Stored data
-*-*-
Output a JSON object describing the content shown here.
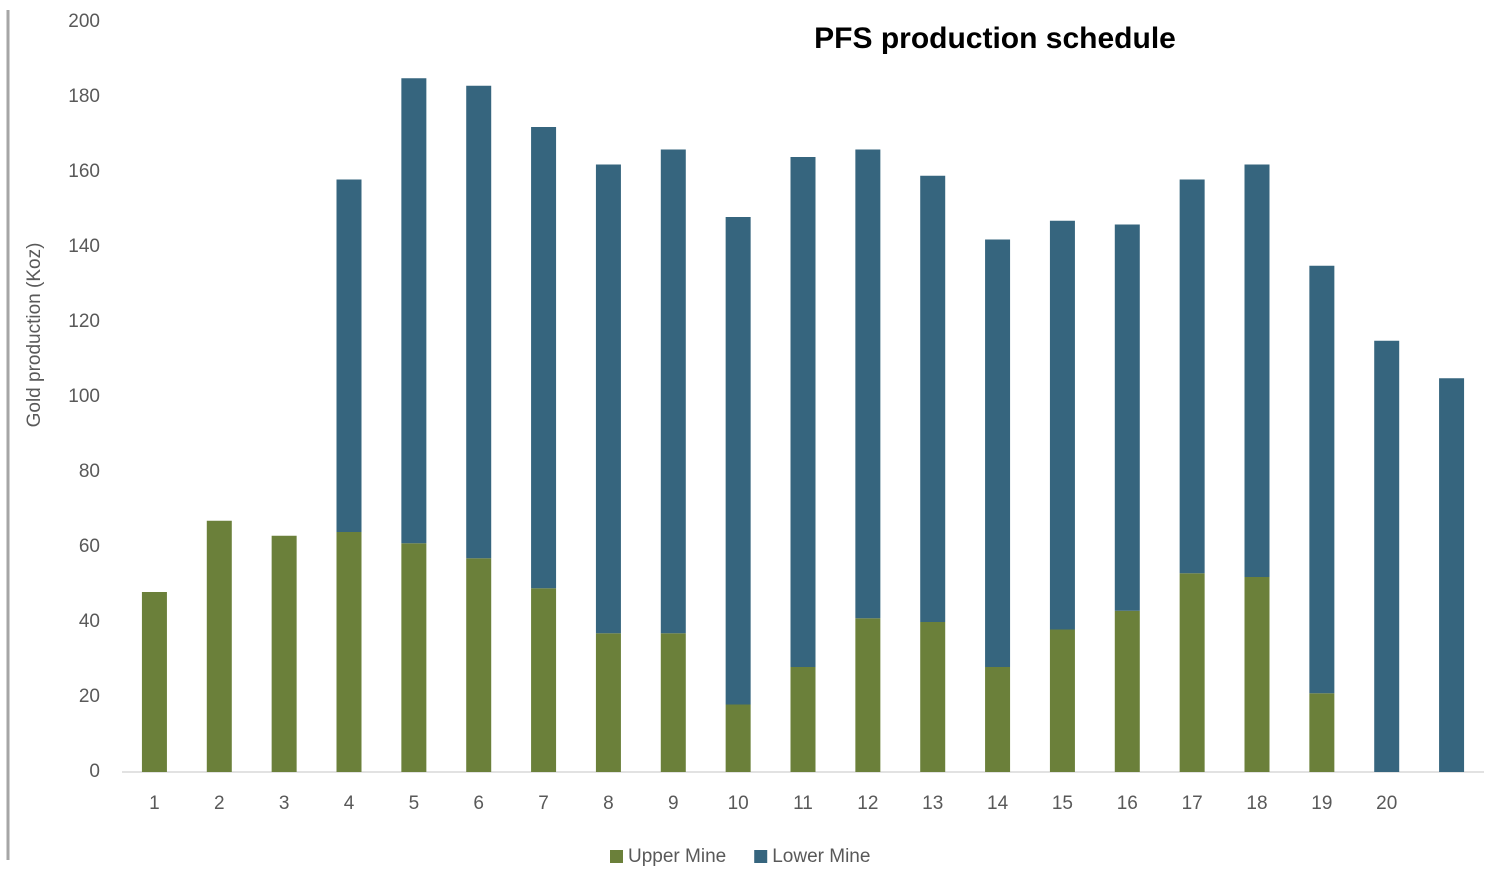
{
  "chart_data": {
    "type": "stacked_bar",
    "title": "PFS production schedule",
    "y_label": "Gold production (Koz)",
    "categories": [
      "1",
      "2",
      "3",
      "4",
      "5",
      "6",
      "7",
      "8",
      "9",
      "10",
      "11",
      "12",
      "13",
      "14",
      "15",
      "16",
      "17",
      "18",
      "19",
      "20",
      null
    ],
    "series": [
      {
        "name": "Upper Mine",
        "color": "#6b803a",
        "values": [
          48,
          67,
          63,
          64,
          61,
          57,
          49,
          37,
          37,
          18,
          28,
          41,
          40,
          28,
          38,
          43,
          53,
          52,
          21,
          0,
          0
        ]
      },
      {
        "name": "Lower Mine",
        "color": "#36657e",
        "values": [
          0,
          0,
          0,
          94,
          124,
          126,
          123,
          125,
          129,
          130,
          136,
          125,
          119,
          114,
          109,
          103,
          105,
          110,
          114,
          115,
          105
        ]
      }
    ],
    "ylim": [
      0,
      200
    ],
    "yticks": [
      0,
      20,
      40,
      60,
      80,
      100,
      120,
      140,
      160,
      180,
      200
    ],
    "legend": "bottom"
  }
}
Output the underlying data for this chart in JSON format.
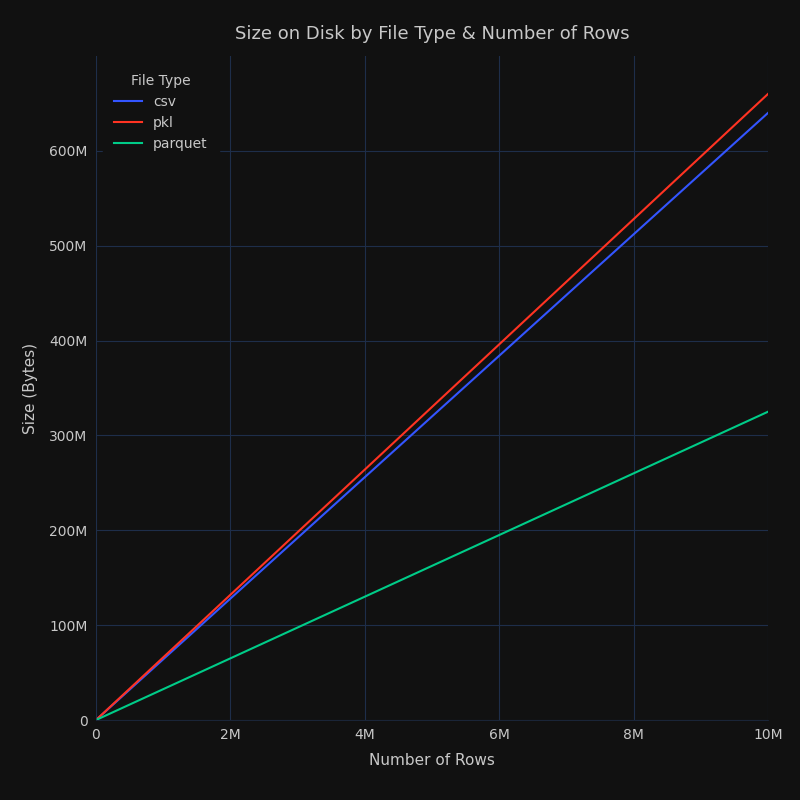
{
  "title": "Size on Disk by File Type & Number of Rows",
  "xlabel": "Number of Rows",
  "ylabel": "Size (Bytes)",
  "background_color": "#111111",
  "text_color": "#c8c8c8",
  "grid_color": "#1e2e4a",
  "legend_title": "File Type",
  "series": [
    {
      "label": "csv",
      "color": "#3355ff",
      "x": [
        0,
        10000000
      ],
      "y": [
        0,
        640000000
      ]
    },
    {
      "label": "pkl",
      "color": "#ff3322",
      "x": [
        0,
        10000000
      ],
      "y": [
        0,
        660000000
      ]
    },
    {
      "label": "parquet",
      "color": "#00cc88",
      "x": [
        0,
        10000000
      ],
      "y": [
        0,
        325000000
      ]
    }
  ],
  "xlim": [
    0,
    10000000
  ],
  "ylim": [
    0,
    700000000
  ],
  "xticks": [
    0,
    2000000,
    4000000,
    6000000,
    8000000,
    10000000
  ],
  "xtick_labels": [
    "0",
    "2M",
    "4M",
    "6M",
    "8M",
    "10M"
  ],
  "yticks": [
    0,
    100000000,
    200000000,
    300000000,
    400000000,
    500000000,
    600000000
  ],
  "ytick_labels": [
    "0",
    "100M",
    "200M",
    "300M",
    "400M",
    "500M",
    "600M"
  ],
  "line_width": 1.5,
  "title_fontsize": 13,
  "label_fontsize": 11,
  "tick_fontsize": 10,
  "legend_fontsize": 10
}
-*-*-
Exercise details
Every line that holds the word "production" should be extracted.

Output for this exercise
    "title": "PFS production schedule",
    "y_label": "Gold production (Koz)",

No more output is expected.